## Stored data:
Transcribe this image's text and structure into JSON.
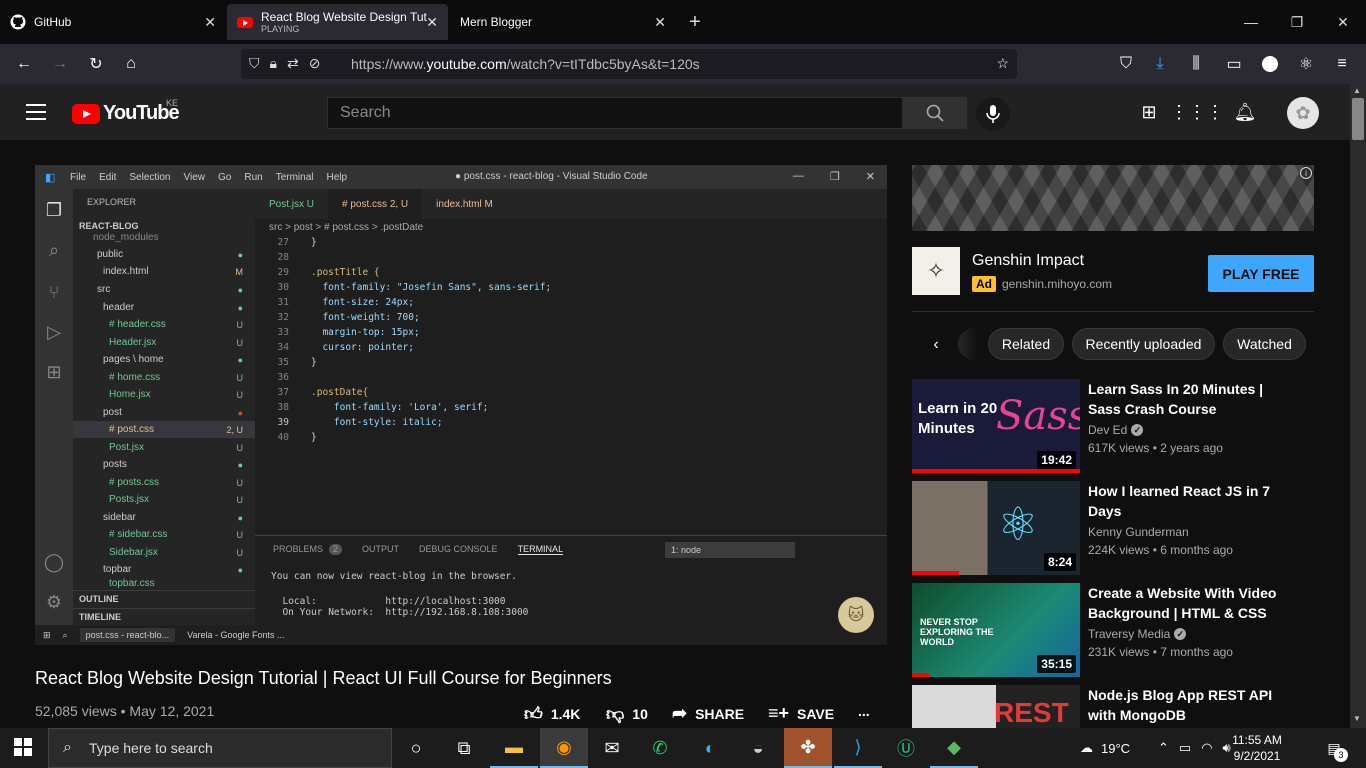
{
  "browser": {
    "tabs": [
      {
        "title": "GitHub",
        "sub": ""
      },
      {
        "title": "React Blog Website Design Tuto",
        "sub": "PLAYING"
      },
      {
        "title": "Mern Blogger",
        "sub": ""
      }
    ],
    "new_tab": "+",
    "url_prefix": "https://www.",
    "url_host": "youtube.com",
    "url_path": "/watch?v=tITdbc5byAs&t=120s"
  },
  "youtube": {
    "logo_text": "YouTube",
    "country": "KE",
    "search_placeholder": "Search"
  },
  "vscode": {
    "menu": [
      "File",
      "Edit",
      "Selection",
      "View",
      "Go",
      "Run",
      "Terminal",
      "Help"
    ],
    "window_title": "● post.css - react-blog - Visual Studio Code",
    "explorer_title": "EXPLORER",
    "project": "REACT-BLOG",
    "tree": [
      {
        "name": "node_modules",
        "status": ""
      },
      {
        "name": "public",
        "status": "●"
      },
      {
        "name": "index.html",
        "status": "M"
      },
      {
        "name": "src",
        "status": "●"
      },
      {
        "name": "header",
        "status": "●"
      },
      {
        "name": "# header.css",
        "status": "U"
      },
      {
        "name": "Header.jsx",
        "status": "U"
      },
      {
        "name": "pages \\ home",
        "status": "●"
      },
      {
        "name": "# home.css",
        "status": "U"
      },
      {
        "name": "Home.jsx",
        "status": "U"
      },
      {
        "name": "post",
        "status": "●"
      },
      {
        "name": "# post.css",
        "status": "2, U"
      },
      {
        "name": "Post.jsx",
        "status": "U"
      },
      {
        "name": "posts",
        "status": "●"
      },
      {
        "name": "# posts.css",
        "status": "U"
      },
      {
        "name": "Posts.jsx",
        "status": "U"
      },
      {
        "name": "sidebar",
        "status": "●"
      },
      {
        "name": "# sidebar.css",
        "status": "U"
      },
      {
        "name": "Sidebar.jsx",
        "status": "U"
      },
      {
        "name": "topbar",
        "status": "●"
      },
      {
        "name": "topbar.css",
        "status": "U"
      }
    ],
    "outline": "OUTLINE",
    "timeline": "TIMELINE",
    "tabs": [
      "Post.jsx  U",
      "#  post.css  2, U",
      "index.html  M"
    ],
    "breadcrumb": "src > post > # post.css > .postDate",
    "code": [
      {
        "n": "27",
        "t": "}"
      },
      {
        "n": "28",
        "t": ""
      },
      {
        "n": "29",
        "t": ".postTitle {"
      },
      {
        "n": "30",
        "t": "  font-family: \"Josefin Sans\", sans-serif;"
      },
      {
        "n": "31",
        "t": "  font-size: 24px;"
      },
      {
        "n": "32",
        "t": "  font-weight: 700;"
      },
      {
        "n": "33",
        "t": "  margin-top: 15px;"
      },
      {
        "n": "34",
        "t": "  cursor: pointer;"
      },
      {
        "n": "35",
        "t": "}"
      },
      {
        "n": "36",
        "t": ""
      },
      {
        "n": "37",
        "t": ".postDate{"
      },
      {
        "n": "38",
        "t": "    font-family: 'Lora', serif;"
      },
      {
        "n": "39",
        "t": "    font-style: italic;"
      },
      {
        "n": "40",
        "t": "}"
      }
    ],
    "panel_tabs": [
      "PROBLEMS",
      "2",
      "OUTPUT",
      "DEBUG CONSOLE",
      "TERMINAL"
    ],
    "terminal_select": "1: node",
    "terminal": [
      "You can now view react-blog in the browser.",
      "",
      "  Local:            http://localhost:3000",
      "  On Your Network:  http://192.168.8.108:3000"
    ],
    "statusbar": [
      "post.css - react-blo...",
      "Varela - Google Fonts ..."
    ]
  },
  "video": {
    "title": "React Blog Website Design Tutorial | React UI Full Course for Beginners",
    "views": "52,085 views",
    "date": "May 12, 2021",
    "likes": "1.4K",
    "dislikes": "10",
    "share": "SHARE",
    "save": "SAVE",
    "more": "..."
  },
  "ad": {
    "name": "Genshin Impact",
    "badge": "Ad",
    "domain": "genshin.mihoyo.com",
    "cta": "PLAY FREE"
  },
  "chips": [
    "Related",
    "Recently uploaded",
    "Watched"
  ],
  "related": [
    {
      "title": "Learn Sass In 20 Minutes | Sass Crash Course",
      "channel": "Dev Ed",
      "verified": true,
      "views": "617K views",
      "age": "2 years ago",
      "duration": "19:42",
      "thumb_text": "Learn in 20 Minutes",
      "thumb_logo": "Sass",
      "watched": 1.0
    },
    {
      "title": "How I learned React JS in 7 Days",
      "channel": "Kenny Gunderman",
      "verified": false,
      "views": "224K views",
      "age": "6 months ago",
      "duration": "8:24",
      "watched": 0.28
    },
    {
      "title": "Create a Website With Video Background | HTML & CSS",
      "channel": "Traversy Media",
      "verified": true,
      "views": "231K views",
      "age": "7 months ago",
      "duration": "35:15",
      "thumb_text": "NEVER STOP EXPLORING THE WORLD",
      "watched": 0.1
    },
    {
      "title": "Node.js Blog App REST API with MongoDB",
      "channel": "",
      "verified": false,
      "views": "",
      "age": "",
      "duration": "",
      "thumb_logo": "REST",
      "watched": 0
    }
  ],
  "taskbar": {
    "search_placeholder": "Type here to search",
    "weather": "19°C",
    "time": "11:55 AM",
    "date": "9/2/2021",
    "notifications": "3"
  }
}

...

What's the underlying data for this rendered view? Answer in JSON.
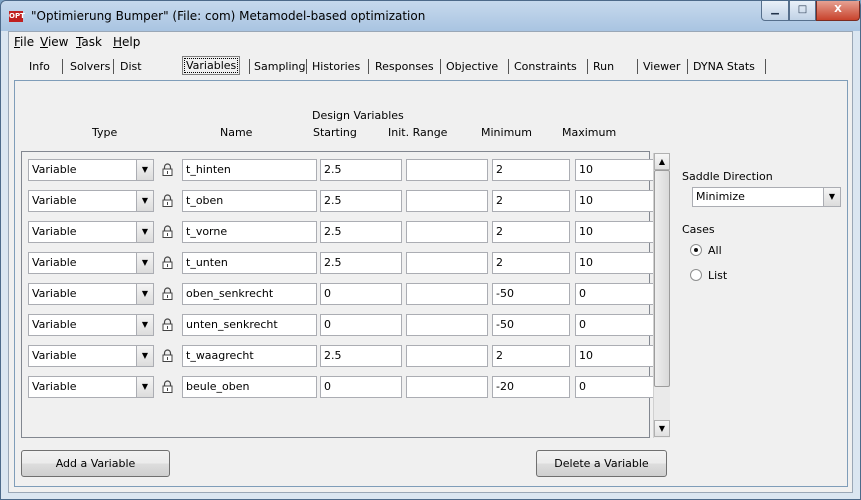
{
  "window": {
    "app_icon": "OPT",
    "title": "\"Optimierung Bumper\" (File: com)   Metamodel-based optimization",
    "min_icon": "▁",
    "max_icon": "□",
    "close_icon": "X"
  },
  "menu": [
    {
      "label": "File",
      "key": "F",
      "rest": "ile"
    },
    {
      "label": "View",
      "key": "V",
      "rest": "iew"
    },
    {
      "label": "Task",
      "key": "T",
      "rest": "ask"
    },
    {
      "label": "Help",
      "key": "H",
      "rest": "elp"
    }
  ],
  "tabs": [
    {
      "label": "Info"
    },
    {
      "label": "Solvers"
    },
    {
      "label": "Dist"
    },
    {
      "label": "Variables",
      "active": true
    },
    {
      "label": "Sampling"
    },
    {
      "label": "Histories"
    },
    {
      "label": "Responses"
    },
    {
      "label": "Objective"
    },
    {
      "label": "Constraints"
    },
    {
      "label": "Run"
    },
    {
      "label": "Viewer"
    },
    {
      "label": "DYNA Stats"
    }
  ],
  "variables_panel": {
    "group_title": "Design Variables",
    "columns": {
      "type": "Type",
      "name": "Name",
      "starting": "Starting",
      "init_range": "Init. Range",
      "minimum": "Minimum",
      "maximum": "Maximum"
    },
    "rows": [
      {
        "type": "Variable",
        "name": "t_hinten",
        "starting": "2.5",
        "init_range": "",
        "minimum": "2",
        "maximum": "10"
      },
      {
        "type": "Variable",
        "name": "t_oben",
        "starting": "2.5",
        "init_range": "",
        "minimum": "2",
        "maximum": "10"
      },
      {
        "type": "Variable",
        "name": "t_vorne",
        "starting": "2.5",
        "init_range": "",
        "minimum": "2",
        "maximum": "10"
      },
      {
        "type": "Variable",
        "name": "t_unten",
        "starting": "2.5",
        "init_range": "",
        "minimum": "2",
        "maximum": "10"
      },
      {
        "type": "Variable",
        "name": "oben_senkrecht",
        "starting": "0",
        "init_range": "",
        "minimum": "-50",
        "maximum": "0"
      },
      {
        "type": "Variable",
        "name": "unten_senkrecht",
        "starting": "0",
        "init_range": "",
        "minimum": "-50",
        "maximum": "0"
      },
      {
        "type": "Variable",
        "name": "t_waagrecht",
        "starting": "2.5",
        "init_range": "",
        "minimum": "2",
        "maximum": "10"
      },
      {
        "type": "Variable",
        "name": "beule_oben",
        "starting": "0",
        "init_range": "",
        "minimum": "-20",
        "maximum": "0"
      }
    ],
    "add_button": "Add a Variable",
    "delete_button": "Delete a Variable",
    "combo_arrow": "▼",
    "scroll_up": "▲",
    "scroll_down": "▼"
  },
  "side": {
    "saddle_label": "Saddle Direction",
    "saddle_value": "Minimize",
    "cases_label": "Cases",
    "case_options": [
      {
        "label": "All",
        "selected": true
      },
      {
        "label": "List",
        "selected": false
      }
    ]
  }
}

## PROBLEM REQUIREMENTS:
Tally up the lines in the records containing the word "family", then give the count and nothing else.

## EXERCISE ANSWER:
2